> [WRITTEN EXERCISE]:
Which lines of the records contain "title"? Collect every one of them.
═════ PROVIDED MATERIAL ═════
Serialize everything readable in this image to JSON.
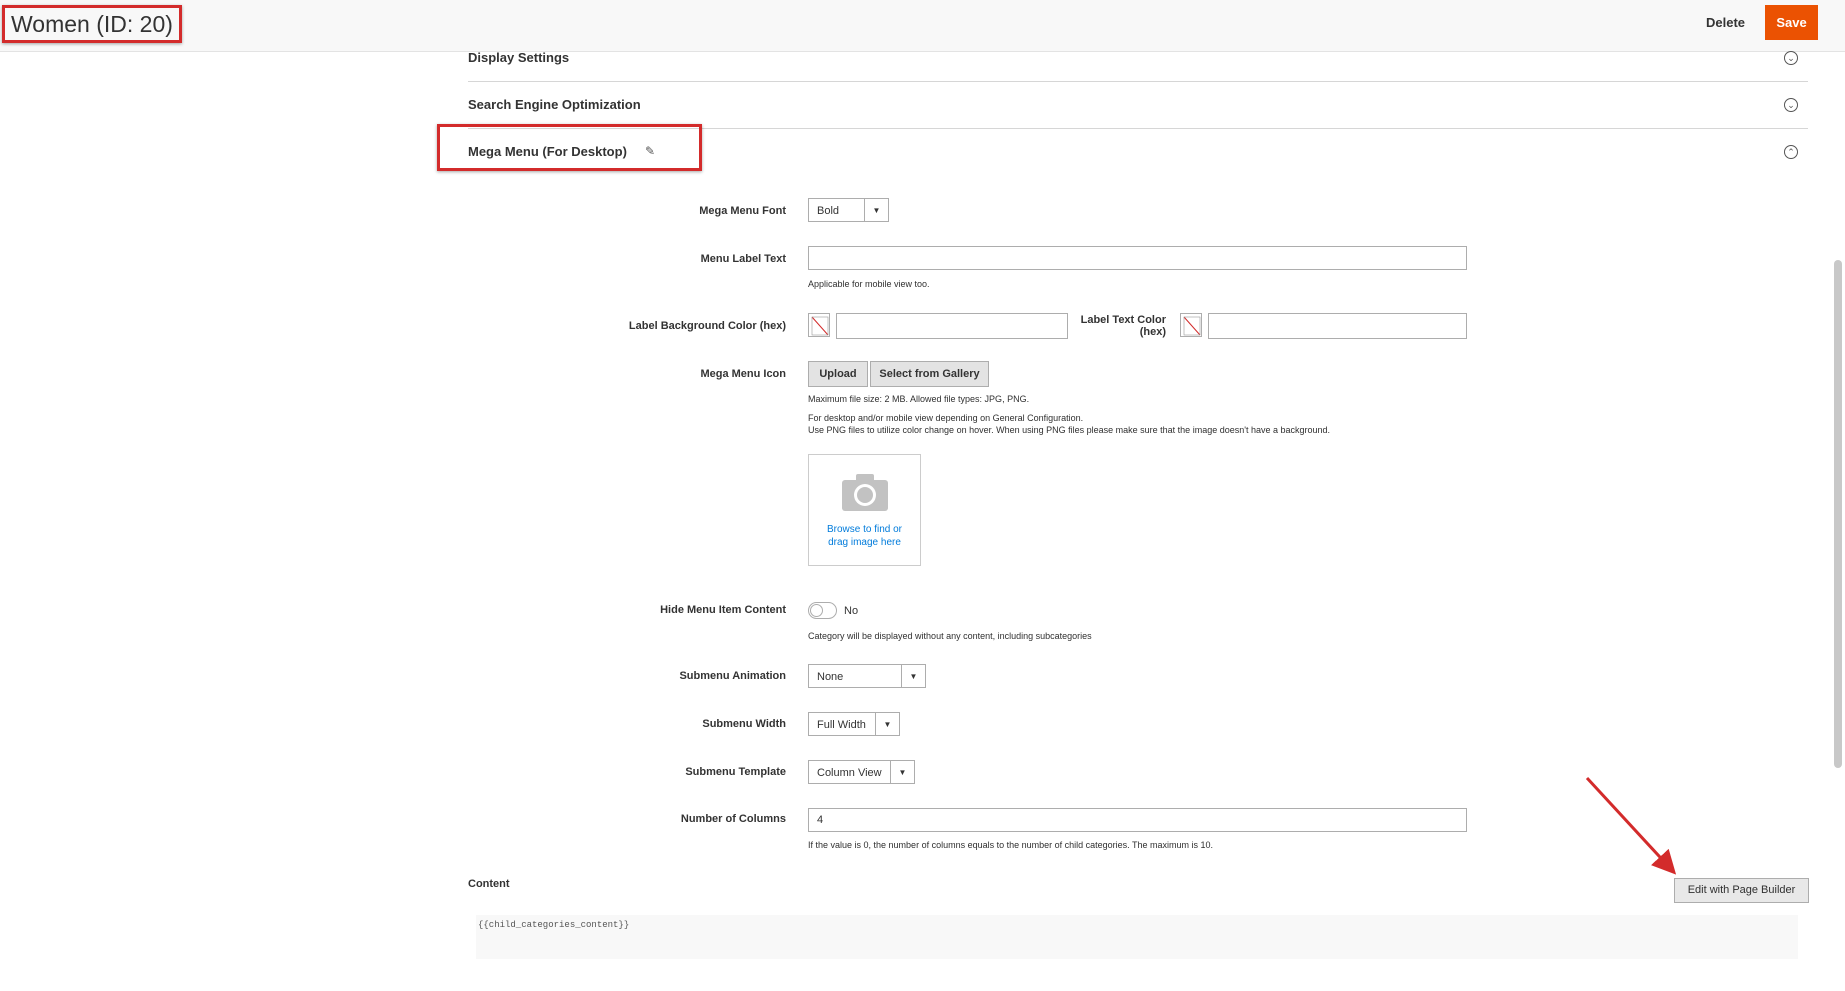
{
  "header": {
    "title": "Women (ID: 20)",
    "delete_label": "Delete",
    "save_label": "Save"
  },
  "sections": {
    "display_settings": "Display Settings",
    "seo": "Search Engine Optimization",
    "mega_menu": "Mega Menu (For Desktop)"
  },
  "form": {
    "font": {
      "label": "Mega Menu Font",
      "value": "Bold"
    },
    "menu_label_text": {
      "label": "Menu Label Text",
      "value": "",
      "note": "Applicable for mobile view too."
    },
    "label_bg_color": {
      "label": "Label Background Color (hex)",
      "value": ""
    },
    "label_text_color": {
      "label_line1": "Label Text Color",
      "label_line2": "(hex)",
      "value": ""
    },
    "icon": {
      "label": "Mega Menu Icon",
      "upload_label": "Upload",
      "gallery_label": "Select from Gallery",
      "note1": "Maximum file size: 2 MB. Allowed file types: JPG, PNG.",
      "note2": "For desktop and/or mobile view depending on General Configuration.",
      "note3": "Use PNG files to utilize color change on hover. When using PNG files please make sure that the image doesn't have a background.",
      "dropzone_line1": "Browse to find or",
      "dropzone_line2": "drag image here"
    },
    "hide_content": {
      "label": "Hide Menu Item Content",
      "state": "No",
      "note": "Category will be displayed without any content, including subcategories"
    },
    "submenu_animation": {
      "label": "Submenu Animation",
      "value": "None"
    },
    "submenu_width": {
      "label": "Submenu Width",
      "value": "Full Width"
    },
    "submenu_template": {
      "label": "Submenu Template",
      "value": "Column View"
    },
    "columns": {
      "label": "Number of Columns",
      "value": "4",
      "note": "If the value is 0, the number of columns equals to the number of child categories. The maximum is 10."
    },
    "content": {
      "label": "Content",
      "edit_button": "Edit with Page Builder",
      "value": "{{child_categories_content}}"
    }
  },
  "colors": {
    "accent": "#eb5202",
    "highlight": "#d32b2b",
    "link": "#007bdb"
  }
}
═════
═════ PROVIDED MATERIAL ═════
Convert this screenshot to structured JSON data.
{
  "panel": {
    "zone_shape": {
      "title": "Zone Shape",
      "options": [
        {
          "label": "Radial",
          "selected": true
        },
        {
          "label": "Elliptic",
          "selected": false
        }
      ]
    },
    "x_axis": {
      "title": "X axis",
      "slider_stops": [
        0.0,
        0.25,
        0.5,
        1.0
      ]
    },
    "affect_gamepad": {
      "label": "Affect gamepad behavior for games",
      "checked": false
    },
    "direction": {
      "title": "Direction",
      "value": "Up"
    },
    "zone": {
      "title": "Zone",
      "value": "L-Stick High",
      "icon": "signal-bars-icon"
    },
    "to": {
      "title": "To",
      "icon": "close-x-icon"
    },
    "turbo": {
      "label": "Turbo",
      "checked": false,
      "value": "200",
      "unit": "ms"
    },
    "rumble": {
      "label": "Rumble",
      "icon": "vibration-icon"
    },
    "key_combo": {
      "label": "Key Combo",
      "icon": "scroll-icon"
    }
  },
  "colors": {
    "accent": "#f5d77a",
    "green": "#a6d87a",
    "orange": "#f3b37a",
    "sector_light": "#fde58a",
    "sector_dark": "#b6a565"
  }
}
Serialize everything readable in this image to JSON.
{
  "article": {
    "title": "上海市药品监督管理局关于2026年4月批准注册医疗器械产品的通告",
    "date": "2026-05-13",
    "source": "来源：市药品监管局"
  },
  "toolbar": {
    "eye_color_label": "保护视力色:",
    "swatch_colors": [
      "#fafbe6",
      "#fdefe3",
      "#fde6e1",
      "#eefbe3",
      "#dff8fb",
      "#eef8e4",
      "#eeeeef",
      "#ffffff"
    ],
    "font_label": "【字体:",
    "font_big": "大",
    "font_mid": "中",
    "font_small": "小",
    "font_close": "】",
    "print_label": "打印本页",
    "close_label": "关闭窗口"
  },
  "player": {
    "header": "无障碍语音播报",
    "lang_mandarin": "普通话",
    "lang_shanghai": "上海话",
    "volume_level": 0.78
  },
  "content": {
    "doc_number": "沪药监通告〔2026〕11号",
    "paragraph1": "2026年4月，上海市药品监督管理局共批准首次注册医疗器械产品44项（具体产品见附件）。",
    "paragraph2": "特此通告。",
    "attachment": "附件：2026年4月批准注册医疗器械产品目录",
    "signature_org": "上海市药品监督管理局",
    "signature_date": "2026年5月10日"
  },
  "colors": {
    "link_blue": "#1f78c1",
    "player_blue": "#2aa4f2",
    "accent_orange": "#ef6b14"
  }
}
═════
> [TASK SOLUTION]:
    "title": "Women (ID: 20)",
      "title": "Zone Shape",
      "title": "X axis",
      "title": "Direction",
      "title": "Zone",
      "title": "To",
    "title": "上海市药品监督管理局关于2026年4月批准注册医疗器械产品的通告",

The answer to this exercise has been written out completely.